** Opening Text excerpt block **

After Plath learned she had factor V Leiden, her mother was tested as well. They wanted to know whether her mother’s or father’s side of the family carried the variant. It turned out that Plath’s mother was a carrier; she recalled that her own father had blood clots in his 60s.
Genetic testing for thrombophilia isn’t necessarily recommended for any and all relatives of someone who has the condition. Like most genetic tests, thrombophilia screening comes with pros and cons. Identifying the condition can aid in medical decision-making, but it can also cause anxiety or guilt, in the case of parents who pass it on to their children. People who test positive may also undergo unnecessary treatment or precautions.
But family members of someone with thrombophilia who test negative for the condition may have a false sense of reassurance. They still have an elevated risk of clotting through, some researchers presume, other shared gene variants not included in the test.
In many cases, identifying genetically inherited thrombophilia wouldn’t change anything about the way people live their life or manage their health. “The whole question is how testing would influence [medical care],” says Bauer.
If a person has had a blood clot with no apparent cause or if a family member has genetic thrombophilia, he or she might choose to be tested if the test result would influence a medical decision. Consider a woman whose mother has genetic thrombophilia and who wants to take birth control pills, or who is going to have surgery, or who plans to become pregnant. In each of these cases, thrombophilia could change the course of action or require special precautions.
In cases where test results wouldn’t change anything, screening is probably unnecessary. A recent review of clinical practice from the University of Michigan came to the same conclusion: Given the expense and the low yield, inherited thrombophilia testing should be approached with caution (and genetic counseling, of course).

** Closing Text excerpt block **

_Exercise set:_
A. Using the thrombophilia testing passage, say whether each statement agrees with it: (i) Plath's mother turned out to carry the factor V Leiden variant; (ii) relatives who test negative have no raised risk of clotting; (iii) the University of Michigan review called for testing all relatives. For each, answer yes or no and quote the words from the passage that settle it.
B. Turn the paragraph of the thrombophilia testing passage that starts "Genetic testing for thrombophilia isn’t necessarily recommended" into a short list that keeps its main facts.
You can do everything here from the thrombophilia testing passage alone; the items aren't needed.

** Opening Supplied records block **

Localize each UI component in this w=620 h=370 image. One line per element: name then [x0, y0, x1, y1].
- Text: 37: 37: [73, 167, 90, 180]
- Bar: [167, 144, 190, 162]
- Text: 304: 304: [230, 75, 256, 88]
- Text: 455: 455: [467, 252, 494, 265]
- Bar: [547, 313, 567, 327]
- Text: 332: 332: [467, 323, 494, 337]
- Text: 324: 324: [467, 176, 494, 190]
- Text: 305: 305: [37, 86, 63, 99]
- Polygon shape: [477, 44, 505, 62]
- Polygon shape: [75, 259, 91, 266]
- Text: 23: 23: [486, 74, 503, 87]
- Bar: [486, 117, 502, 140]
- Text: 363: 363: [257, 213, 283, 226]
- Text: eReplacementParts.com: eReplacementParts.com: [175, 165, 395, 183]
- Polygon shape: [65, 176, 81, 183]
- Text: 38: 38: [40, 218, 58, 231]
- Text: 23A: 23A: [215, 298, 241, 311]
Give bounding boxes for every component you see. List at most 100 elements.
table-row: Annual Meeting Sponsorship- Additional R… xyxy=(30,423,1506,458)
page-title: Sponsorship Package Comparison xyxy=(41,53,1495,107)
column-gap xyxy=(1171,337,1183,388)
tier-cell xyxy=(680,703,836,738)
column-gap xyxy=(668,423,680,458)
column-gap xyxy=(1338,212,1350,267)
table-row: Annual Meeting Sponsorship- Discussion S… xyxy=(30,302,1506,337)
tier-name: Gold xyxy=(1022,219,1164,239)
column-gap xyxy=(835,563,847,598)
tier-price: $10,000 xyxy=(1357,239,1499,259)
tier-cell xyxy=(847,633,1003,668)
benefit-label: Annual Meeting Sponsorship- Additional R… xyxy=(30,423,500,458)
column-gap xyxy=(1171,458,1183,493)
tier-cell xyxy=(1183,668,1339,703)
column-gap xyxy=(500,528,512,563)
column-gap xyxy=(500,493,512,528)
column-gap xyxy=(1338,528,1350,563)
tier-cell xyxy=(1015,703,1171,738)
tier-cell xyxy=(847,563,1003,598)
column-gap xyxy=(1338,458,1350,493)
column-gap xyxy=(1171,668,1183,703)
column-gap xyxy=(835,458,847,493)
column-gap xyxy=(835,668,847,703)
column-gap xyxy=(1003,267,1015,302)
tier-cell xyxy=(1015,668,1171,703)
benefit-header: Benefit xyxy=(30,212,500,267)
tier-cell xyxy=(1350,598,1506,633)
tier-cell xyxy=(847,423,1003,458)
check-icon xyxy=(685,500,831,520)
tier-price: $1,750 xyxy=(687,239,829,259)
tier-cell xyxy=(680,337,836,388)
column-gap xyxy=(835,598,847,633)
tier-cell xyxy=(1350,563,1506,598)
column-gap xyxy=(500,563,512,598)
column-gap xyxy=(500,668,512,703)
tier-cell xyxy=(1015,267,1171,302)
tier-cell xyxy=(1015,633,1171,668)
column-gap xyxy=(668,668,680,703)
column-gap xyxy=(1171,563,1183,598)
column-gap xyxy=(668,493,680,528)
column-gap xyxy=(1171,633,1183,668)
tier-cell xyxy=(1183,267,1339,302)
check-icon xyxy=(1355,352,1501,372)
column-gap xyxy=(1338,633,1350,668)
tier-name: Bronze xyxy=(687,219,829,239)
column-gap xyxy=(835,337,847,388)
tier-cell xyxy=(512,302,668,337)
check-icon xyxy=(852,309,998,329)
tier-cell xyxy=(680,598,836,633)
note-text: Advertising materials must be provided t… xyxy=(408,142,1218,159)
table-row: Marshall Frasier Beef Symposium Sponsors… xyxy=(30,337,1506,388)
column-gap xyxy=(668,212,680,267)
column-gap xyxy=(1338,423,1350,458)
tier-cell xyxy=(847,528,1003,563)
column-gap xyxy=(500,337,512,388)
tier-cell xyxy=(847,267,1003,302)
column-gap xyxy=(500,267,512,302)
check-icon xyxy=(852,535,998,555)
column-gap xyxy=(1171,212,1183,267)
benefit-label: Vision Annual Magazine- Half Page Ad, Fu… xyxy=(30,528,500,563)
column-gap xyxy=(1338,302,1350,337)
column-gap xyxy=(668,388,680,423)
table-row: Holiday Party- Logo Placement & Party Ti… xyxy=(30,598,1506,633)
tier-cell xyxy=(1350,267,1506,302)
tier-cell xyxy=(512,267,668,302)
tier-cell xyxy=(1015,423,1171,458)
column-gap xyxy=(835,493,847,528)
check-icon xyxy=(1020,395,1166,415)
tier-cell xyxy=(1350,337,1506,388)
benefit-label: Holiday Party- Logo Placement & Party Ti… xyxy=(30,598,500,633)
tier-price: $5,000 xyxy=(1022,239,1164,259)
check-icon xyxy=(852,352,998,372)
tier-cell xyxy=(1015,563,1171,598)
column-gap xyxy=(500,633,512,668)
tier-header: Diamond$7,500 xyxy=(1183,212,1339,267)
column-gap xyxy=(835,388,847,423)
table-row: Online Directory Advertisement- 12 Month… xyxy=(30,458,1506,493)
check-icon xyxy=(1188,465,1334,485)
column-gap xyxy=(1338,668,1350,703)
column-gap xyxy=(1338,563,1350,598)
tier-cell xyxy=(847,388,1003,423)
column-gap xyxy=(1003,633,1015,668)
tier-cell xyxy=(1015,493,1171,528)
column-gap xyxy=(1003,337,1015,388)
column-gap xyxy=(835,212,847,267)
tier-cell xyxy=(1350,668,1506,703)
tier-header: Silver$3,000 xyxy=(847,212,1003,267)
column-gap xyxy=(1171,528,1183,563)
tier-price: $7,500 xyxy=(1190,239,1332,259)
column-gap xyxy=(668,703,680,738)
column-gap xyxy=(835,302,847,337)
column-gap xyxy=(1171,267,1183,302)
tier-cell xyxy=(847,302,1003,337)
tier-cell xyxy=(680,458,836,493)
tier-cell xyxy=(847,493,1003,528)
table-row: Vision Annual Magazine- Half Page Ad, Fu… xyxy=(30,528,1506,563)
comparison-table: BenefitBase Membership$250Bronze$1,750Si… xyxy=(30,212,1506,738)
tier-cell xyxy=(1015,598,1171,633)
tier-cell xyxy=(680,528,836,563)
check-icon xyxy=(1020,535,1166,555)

** Closing Supplied records block **

_Completed exercise:_
A.
(i) Yes: "It turned out that Plath’s mother was a carrier"
(ii) No: "They still have an elevated risk of clotting"
(iii) No: "inherited thrombophilia testing should be approached with caution"

B.
- Testing isn't necessarily recommended for every relative of someone with thrombophilia.
- Like most genetic tests, it has pros and cons.
- Pro: finding the condition can help with medical decisions.
- Con: it can cause anxiety, or guilt in parents who pass it to their children.
- Con: people who test positive may get unnecessary treatment or precautions.